What the task requires. Extract the complete data exactly as given.

Supplied material.
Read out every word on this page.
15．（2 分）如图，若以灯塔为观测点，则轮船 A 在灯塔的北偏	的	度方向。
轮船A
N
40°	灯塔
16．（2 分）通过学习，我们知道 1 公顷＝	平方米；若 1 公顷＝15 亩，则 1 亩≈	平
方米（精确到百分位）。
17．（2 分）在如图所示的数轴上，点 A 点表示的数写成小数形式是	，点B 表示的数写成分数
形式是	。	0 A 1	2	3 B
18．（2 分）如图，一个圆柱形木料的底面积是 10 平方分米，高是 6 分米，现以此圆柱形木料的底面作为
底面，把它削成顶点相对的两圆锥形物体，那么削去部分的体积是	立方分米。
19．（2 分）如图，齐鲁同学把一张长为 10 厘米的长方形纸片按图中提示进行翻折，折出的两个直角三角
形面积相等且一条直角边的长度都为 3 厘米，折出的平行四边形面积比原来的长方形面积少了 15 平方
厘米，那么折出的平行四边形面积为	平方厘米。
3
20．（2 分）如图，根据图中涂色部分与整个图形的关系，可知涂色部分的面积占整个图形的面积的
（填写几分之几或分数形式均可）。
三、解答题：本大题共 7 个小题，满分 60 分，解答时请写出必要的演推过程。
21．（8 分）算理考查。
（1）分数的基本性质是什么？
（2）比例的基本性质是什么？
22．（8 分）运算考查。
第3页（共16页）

Exercise result.
Read out every word on this page.
15．（2 分）如图，若以灯塔为观测点，则轮船 A 在灯塔的北偏	的	度方向。
轮船A
N
40°	灯塔
16．（2 分）通过学习，我们知道 1 公顷＝	平方米；若 1 公顷＝15 亩，则 1 亩≈	平
方米（精确到百分位）。
17．（2 分）在如图所示的数轴上，点 A 点表示的数写成小数形式是	，点B 表示的数写成分数
形式是	。	0 A 1	2	3 B
18．（2 分）如图，一个圆柱形木料的底面积是 10 平方分米，高是 6 分米，现以此圆柱形木料的底面作为
底面，把它削成顶点相对的两圆锥形物体，那么削去部分的体积是	立方分米。
19．（2 分）如图，齐鲁同学把一张长为 10 厘米的长方形纸片按图中提示进行翻折，折出的两个直角三角
形面积相等且一条直角边的长度都为 3 厘米，折出的平行四边形面积比原来的长方形面积少了 15 平方
厘米，那么折出的平行四边形面积为	平方厘米。
3
20．（2 分）如图，根据图中涂色部分与整个图形的关系，可知涂色部分的面积占整个图形的面积的
（填写几分之几或分数形式均可）。
三、解答题：本大题共 7 个小题，满分 60 分，解答时请写出必要的演推过程。
21．（8 分）算理考查。
（1）分数的基本性质是什么？
（2）比例的基本性质是什么？
22．（8 分）运算考查。
第3页（共16页）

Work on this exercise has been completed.